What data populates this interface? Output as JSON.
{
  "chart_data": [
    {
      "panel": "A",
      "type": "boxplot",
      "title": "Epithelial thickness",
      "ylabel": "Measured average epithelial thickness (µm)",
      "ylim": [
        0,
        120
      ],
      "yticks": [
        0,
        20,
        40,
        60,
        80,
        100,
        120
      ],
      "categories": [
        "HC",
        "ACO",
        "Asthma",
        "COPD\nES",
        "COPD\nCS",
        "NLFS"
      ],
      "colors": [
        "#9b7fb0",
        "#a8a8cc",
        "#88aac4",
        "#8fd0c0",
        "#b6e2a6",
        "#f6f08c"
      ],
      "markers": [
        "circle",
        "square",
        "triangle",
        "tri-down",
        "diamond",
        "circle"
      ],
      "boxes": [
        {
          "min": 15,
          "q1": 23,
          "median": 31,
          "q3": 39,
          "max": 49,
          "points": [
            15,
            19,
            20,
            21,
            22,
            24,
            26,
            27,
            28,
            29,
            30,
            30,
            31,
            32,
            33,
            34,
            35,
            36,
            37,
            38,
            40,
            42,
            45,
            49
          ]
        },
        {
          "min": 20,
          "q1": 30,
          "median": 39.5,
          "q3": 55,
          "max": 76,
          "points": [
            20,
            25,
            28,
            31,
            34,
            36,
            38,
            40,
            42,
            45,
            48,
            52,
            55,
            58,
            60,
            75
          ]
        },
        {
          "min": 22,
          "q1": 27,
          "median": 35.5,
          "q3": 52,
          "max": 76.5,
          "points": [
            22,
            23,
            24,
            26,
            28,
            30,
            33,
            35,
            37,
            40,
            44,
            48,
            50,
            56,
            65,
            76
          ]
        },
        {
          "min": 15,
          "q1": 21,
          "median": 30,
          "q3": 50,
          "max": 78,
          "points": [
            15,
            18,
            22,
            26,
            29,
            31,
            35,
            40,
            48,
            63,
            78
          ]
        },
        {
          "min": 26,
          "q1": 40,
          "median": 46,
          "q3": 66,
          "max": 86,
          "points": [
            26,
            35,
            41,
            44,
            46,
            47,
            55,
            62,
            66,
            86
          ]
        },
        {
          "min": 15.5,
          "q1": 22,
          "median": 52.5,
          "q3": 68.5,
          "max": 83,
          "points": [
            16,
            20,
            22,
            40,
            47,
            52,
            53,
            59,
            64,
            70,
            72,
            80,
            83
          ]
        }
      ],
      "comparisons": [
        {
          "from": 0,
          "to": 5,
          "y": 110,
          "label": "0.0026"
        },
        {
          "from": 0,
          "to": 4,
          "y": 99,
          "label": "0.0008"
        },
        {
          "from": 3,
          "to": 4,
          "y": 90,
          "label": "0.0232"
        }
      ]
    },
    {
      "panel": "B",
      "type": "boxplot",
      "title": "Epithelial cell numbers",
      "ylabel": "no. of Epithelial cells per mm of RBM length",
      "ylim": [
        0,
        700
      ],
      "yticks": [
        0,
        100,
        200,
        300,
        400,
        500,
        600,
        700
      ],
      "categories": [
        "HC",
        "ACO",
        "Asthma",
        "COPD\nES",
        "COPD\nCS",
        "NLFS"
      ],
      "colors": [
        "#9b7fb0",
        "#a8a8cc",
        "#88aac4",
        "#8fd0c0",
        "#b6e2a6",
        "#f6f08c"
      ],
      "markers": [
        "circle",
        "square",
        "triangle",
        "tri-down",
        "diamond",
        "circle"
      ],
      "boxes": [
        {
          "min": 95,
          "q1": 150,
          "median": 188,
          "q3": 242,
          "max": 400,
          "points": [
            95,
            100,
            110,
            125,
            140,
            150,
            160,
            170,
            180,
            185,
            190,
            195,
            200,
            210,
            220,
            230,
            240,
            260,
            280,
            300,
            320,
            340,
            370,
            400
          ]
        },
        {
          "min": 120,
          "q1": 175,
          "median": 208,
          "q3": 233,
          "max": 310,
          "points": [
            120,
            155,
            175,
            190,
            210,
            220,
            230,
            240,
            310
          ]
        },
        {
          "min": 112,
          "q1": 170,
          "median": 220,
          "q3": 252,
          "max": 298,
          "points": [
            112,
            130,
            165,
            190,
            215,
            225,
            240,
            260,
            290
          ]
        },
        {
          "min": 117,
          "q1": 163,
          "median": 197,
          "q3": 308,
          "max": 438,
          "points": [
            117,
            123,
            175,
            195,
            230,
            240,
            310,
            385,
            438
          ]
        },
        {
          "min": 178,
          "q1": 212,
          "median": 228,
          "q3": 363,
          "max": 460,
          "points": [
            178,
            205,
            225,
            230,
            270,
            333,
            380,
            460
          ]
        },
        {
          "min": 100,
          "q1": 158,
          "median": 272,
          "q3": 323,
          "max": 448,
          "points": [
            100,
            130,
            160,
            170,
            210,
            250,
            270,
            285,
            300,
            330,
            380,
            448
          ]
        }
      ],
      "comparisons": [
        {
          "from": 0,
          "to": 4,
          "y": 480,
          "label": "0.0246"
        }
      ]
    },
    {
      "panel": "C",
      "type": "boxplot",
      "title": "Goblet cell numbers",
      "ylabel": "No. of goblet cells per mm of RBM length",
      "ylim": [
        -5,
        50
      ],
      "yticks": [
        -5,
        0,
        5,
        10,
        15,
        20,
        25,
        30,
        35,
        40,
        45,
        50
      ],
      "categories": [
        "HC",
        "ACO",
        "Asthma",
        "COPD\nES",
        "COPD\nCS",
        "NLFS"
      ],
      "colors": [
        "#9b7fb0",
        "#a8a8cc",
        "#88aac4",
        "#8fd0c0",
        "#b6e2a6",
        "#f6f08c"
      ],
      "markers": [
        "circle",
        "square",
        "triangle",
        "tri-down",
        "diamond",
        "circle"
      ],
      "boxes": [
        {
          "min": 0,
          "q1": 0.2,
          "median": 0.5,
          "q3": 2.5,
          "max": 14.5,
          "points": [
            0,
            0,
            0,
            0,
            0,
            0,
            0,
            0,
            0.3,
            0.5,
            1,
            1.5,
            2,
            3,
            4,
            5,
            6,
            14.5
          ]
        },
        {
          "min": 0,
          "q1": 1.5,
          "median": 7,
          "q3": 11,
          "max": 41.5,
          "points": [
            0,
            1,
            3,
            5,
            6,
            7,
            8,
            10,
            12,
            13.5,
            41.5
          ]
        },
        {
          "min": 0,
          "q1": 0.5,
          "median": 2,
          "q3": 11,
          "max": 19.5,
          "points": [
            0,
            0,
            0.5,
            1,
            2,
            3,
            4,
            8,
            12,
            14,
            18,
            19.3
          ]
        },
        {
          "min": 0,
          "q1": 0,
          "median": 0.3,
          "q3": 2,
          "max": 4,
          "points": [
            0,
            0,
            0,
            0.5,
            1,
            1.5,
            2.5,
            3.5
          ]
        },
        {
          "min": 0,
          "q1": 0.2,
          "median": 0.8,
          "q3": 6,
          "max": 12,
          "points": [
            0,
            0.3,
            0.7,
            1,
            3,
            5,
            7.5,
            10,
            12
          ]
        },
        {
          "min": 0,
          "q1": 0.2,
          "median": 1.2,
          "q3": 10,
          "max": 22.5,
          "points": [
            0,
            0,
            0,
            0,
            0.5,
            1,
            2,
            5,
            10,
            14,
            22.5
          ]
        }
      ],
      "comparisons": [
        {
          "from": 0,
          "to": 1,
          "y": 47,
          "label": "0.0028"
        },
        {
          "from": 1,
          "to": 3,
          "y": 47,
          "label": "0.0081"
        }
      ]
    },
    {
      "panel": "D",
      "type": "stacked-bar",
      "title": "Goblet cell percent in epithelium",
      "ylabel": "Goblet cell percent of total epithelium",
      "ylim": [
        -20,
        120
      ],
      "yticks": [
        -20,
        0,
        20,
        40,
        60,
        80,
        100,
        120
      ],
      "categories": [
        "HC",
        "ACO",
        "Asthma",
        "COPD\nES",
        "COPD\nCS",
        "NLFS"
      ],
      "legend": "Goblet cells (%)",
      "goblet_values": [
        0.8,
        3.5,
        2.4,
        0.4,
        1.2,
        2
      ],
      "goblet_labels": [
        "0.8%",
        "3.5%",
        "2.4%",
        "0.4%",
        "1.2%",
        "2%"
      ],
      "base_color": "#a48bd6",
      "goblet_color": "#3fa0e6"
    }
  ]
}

**Required action**:
Each line in the records above with "thickness" must be returned.

**Your response**:
      "title": "Epithelial thickness",
      "ylabel": "Measured average epithelial thickness (µm)",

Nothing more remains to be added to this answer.